Do this:
Could you extract every entry below and reproduce it exactly?

# # # # # # #

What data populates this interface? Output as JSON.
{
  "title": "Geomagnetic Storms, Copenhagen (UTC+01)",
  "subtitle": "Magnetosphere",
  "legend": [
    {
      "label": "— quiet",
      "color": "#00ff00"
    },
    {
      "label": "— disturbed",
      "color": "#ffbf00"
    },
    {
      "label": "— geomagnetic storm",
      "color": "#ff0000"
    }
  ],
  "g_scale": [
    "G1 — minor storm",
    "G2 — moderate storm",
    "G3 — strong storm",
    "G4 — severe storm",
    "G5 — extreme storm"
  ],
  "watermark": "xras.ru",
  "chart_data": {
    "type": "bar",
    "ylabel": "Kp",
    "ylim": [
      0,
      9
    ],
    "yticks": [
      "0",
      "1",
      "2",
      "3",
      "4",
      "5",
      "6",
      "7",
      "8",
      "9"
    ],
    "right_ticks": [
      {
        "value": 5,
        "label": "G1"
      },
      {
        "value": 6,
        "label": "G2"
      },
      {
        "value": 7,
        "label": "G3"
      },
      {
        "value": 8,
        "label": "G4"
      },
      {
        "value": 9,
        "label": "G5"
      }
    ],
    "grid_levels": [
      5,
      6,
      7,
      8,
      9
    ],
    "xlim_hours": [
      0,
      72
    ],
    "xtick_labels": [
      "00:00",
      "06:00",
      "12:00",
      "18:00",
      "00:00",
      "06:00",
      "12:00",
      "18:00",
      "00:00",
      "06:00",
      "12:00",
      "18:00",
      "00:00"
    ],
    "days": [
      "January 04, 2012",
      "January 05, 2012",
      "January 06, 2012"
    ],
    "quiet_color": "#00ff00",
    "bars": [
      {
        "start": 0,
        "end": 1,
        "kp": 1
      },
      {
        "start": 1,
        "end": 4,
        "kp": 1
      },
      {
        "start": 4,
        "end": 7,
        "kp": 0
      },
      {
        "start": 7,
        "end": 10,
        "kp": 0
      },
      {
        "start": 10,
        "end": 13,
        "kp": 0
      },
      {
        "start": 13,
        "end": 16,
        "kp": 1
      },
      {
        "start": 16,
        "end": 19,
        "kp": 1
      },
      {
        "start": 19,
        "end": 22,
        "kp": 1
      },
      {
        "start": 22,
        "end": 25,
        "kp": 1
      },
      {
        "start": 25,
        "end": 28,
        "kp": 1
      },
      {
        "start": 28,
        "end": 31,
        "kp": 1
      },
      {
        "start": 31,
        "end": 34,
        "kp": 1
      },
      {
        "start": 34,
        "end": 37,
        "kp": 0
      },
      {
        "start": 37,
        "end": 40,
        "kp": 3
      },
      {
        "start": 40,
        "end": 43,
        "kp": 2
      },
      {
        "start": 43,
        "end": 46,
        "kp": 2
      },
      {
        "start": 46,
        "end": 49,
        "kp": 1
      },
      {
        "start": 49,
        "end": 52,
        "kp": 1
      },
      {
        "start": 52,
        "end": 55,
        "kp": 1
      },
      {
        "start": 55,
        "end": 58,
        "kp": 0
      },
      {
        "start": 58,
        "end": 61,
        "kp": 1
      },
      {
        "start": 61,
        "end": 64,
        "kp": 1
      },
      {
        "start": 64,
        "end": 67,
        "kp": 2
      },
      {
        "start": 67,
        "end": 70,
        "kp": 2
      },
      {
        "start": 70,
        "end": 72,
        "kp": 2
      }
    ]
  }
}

# # # # # # #

Response to the task:
What data populates this interface? Output as JSON.
{
  "title": "Geomagnetic Storms, Copenhagen (UTC+01)",
  "subtitle": "Magnetosphere",
  "legend": [
    {
      "label": "— quiet",
      "color": "#00ff00"
    },
    {
      "label": "— disturbed",
      "color": "#ffbf00"
    },
    {
      "label": "— geomagnetic storm",
      "color": "#ff0000"
    }
  ],
  "g_scale": [
    "G1 — minor storm",
    "G2 — moderate storm",
    "G3 — strong storm",
    "G4 — severe storm",
    "G5 — extreme storm"
  ],
  "watermark": "xras.ru",
  "chart_data": {
    "type": "bar",
    "ylabel": "Kp",
    "ylim": [
      0,
      9
    ],
    "yticks": [
      "0",
      "1",
      "2",
      "3",
      "4",
      "5",
      "6",
      "7",
      "8",
      "9"
    ],
    "right_ticks": [
      {
        "value": 5,
        "label": "G1"
      },
      {
        "value": 6,
        "label": "G2"
      },
      {
        "value": 7,
        "label": "G3"
      },
      {
        "value": 8,
        "label": "G4"
      },
      {
        "value": 9,
        "label": "G5"
      }
    ],
    "grid_levels": [
      5,
      6,
      7,
      8,
      9
    ],
    "xlim_hours": [
      0,
      72
    ],
    "xtick_labels": [
      "00:00",
      "06:00",
      "12:00",
      "18:00",
      "00:00",
      "06:00",
      "12:00",
      "18:00",
      "00:00",
      "06:00",
      "12:00",
      "18:00",
      "00:00"
    ],
    "days": [
      "January 04, 2012",
      "January 05, 2012",
      "January 06, 2012"
    ],
    "quiet_color": "#00ff00",
    "bars": [
      {
        "start": 0,
        "end": 1,
        "kp": 1
      },
      {
        "start": 1,
        "end": 4,
        "kp": 1
      },
      {
        "start": 4,
        "end": 7,
        "kp": 0
      },
      {
        "start": 7,
        "end": 10,
        "kp": 0
      },
      {
        "start": 10,
        "end": 13,
        "kp": 0
      },
      {
        "start": 13,
        "end": 16,
        "kp": 1
      },
      {
        "start": 16,
        "end": 19,
        "kp": 1
      },
      {
        "start": 19,
        "end": 22,
        "kp": 1
      },
      {
        "start": 22,
        "end": 25,
        "kp": 1
      },
      {
        "start": 25,
        "end": 28,
        "kp": 1
      },
      {
        "start": 28,
        "end": 31,
        "kp": 1
      },
      {
        "start": 31,
        "end": 34,
        "kp": 1
      },
      {
        "start": 34,
        "end": 37,
        "kp": 0
      },
      {
        "start": 37,
        "end": 40,
        "kp": 3
      },
      {
        "start": 40,
        "end": 43,
        "kp": 2
      },
      {
        "start": 43,
        "end": 46,
        "kp": 2
      },
      {
        "start": 46,
        "end": 49,
        "kp": 1
      },
      {
        "start": 49,
        "end": 52,
        "kp": 1
      },
      {
        "start": 52,
        "end": 55,
        "kp": 1
      },
      {
        "start": 55,
        "end": 58,
        "kp": 0
      },
      {
        "start": 58,
        "end": 61,
        "kp": 1
      },
      {
        "start": 61,
        "end": 64,
        "kp": 1
      },
      {
        "start": 64,
        "end": 67,
        "kp": 2
      },
      {
        "start": 67,
        "end": 70,
        "kp": 2
      },
      {
        "start": 70,
        "end": 72,
        "kp": 2
      }
    ]
  }
}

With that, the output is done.